[Entries with figure data]
****************************************
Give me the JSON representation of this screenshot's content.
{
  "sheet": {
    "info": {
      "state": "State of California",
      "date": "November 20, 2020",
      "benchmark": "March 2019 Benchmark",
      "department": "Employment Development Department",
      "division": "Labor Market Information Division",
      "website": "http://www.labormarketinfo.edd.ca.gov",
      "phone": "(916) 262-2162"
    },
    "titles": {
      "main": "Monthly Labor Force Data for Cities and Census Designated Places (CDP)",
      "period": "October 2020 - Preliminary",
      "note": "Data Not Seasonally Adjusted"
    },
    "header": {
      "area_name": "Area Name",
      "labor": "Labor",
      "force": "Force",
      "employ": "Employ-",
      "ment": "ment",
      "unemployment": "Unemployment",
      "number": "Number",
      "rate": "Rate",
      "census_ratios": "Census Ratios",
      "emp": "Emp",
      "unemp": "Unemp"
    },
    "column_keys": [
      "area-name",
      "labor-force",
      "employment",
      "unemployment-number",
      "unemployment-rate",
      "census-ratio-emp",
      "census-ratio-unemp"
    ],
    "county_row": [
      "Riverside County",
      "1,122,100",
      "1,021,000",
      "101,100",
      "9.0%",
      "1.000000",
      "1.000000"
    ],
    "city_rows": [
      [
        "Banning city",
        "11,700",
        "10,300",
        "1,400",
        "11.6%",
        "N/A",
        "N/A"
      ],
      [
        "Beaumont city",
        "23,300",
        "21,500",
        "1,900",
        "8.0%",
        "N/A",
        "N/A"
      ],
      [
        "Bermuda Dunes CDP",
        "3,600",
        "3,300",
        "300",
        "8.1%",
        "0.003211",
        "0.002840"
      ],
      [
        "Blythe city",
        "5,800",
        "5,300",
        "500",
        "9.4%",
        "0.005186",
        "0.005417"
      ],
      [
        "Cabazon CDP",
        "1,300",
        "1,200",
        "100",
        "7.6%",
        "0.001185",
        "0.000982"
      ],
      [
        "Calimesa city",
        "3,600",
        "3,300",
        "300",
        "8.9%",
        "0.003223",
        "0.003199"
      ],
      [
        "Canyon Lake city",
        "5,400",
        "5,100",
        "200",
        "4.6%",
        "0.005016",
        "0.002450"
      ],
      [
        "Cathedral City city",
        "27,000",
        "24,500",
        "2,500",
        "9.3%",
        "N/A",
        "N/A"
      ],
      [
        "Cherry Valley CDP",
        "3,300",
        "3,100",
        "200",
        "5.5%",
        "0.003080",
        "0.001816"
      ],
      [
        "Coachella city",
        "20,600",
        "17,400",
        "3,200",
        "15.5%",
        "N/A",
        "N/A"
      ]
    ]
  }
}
****************************************
SHORT PROBLEM:
Transcribe the material exactly as it reads.

THE RESULT:
Give me the JSON representation of this screenshot's content.
{
  "sheet": {
    "info": {
      "state": "State of California",
      "date": "November 20, 2020",
      "benchmark": "March 2019 Benchmark",
      "department": "Employment Development Department",
      "division": "Labor Market Information Division",
      "website": "http://www.labormarketinfo.edd.ca.gov",
      "phone": "(916) 262-2162"
    },
    "titles": {
      "main": "Monthly Labor Force Data for Cities and Census Designated Places (CDP)",
      "period": "October 2020 - Preliminary",
      "note": "Data Not Seasonally Adjusted"
    },
    "header": {
      "area_name": "Area Name",
      "labor": "Labor",
      "force": "Force",
      "employ": "Employ-",
      "ment": "ment",
      "unemployment": "Unemployment",
      "number": "Number",
      "rate": "Rate",
      "census_ratios": "Census Ratios",
      "emp": "Emp",
      "unemp": "Unemp"
    },
    "column_keys": [
      "area-name",
      "labor-force",
      "employment",
      "unemployment-number",
      "unemployment-rate",
      "census-ratio-emp",
      "census-ratio-unemp"
    ],
    "county_row": [
      "Riverside County",
      "1,122,100",
      "1,021,000",
      "101,100",
      "9.0%",
      "1.000000",
      "1.000000"
    ],
    "city_rows": [
      [
        "Banning city",
        "11,700",
        "10,300",
        "1,400",
        "11.6%",
        "N/A",
        "N/A"
      ],
      [
        "Beaumont city",
        "23,300",
        "21,500",
        "1,900",
        "8.0%",
        "N/A",
        "N/A"
      ],
      [
        "Bermuda Dunes CDP",
        "3,600",
        "3,300",
        "300",
        "8.1%",
        "0.003211",
        "0.002840"
      ],
      [
        "Blythe city",
        "5,800",
        "5,300",
        "500",
        "9.4%",
        "0.005186",
        "0.005417"
      ],
      [
        "Cabazon CDP",
        "1,300",
        "1,200",
        "100",
        "7.6%",
        "0.001185",
        "0.000982"
      ],
      [
        "Calimesa city",
        "3,600",
        "3,300",
        "300",
        "8.9%",
        "0.003223",
        "0.003199"
      ],
      [
        "Canyon Lake city",
        "5,400",
        "5,100",
        "200",
        "4.6%",
        "0.005016",
        "0.002450"
      ],
      [
        "Cathedral City city",
        "27,000",
        "24,500",
        "2,500",
        "9.3%",
        "N/A",
        "N/A"
      ],
      [
        "Cherry Valley CDP",
        "3,300",
        "3,100",
        "200",
        "5.5%",
        "0.003080",
        "0.001816"
      ],
      [
        "Coachella city",
        "20,600",
        "17,400",
        "3,200",
        "15.5%",
        "N/A",
        "N/A"
      ]
    ]
  }
}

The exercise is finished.